Work to complete:
Filter for the word "into" and keep each matching line.
#### Data lines ####
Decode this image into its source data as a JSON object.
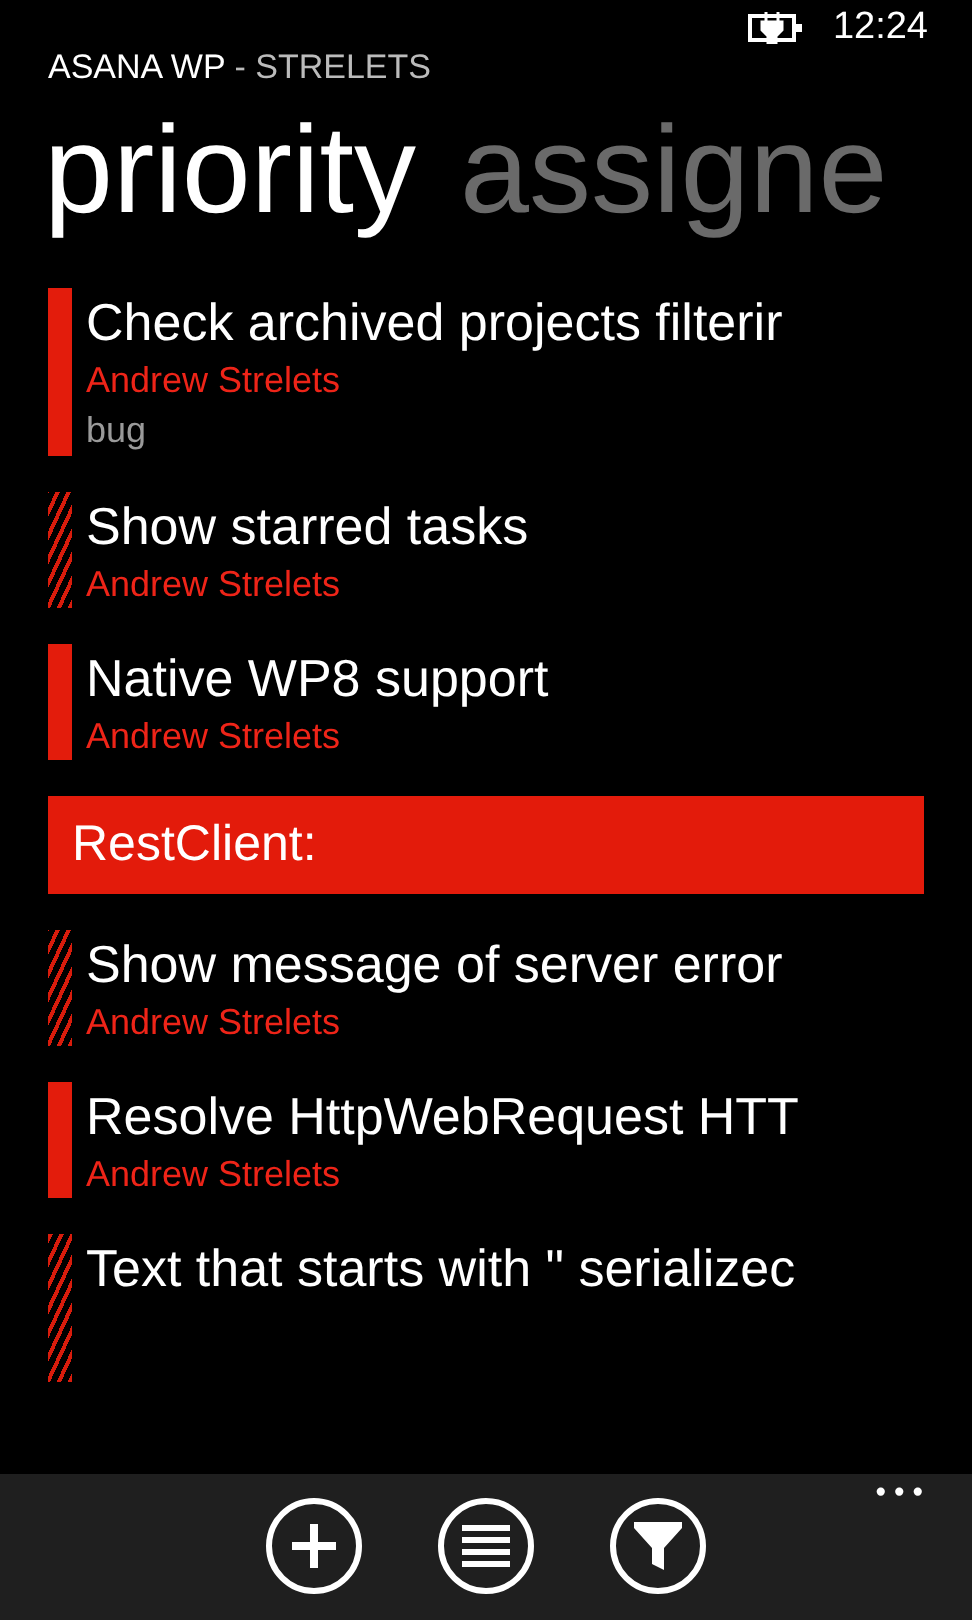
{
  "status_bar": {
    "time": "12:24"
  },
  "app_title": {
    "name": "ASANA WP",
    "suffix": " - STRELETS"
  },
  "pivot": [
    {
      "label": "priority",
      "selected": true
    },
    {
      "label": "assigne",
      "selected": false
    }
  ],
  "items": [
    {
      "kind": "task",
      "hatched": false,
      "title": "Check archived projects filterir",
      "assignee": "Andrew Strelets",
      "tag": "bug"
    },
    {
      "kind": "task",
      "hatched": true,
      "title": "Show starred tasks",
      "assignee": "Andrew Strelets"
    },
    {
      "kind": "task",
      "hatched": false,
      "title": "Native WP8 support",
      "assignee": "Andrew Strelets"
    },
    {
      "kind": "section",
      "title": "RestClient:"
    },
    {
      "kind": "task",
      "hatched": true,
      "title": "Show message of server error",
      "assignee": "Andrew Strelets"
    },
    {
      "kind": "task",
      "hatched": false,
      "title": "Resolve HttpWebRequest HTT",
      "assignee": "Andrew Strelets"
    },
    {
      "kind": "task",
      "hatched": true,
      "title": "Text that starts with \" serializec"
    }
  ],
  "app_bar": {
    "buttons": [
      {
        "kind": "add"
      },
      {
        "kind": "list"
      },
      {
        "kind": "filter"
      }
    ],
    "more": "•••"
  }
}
####
#### Data lines ####
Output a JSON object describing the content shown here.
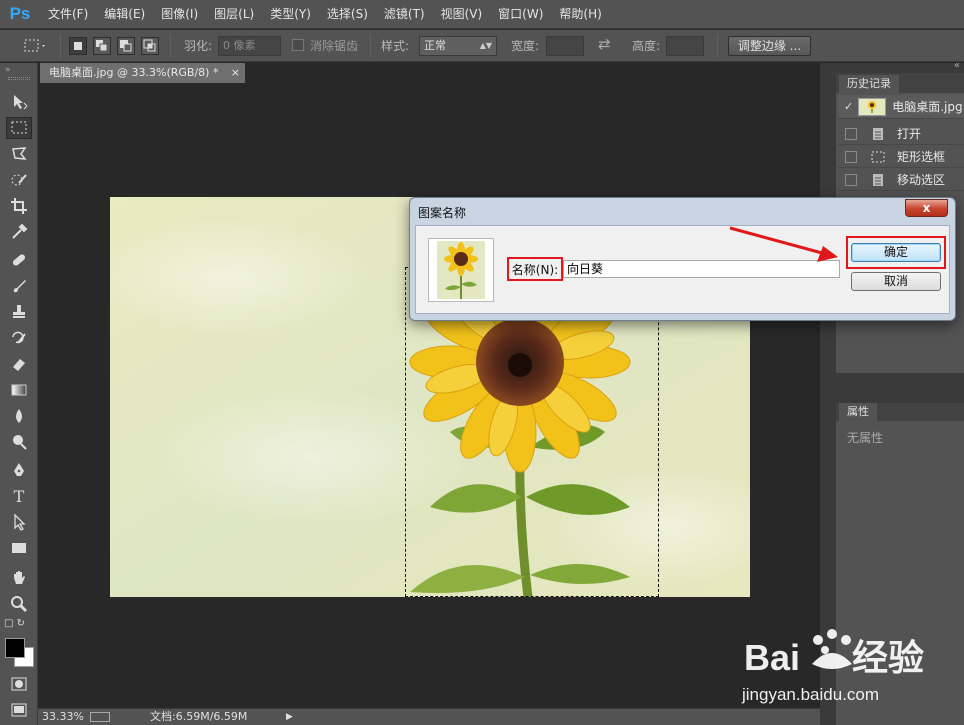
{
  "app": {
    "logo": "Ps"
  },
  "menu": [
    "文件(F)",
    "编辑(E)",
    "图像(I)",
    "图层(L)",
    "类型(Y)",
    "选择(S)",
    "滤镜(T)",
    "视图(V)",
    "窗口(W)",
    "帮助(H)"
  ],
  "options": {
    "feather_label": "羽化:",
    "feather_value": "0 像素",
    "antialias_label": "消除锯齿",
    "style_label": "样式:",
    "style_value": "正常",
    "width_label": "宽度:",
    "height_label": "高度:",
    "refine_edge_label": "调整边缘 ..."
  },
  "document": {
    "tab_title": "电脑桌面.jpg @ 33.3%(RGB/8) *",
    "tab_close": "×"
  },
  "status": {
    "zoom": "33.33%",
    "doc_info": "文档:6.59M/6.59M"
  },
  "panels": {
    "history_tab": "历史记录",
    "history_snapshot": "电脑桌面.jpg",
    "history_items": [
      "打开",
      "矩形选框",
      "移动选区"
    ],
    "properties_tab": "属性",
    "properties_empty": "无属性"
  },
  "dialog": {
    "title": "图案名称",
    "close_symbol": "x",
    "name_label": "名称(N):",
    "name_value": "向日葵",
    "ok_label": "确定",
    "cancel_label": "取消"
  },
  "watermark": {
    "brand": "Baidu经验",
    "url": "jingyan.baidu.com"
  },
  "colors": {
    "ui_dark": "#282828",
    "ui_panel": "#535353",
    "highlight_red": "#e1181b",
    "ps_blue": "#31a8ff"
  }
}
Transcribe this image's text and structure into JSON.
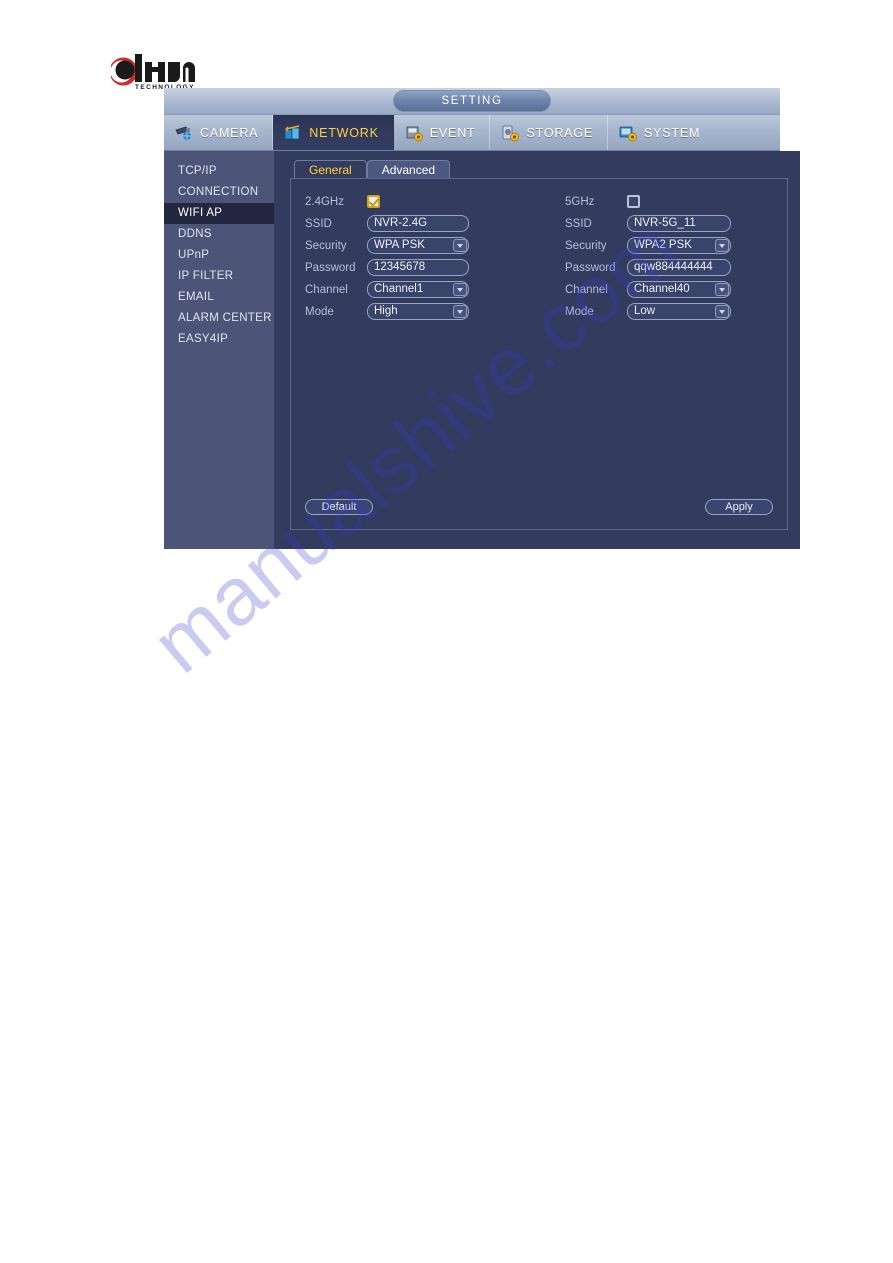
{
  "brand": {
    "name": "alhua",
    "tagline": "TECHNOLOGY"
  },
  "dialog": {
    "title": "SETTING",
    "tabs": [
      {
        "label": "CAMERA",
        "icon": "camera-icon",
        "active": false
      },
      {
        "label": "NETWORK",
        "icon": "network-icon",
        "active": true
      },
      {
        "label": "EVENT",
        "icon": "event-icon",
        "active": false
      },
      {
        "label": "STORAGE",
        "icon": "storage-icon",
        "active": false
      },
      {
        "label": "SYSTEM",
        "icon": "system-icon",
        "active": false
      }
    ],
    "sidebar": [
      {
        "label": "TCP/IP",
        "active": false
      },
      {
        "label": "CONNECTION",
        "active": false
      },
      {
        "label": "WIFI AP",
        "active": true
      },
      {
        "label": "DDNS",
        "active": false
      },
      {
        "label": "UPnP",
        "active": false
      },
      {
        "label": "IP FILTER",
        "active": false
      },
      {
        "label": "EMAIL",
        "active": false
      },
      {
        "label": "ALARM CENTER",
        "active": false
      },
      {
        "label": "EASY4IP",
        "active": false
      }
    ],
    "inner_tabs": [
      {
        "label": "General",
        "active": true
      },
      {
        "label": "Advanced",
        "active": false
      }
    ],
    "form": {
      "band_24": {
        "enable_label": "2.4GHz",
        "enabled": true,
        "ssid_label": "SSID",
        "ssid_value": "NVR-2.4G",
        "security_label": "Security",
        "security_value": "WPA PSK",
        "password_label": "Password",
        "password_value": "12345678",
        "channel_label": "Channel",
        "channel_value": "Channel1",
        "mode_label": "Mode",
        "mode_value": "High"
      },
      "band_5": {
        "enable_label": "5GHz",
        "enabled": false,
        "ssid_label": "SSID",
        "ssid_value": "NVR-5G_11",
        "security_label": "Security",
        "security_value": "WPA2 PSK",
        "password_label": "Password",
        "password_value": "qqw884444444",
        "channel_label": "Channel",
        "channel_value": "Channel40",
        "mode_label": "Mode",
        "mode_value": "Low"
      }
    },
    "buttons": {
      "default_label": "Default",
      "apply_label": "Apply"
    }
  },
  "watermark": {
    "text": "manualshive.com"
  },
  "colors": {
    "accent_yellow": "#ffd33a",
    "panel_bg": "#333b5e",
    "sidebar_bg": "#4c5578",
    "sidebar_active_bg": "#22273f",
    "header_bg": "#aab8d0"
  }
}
####
Task answer:
Decode this image into its source data as a JSON object.
Transcribe this image's text and structure into JSON.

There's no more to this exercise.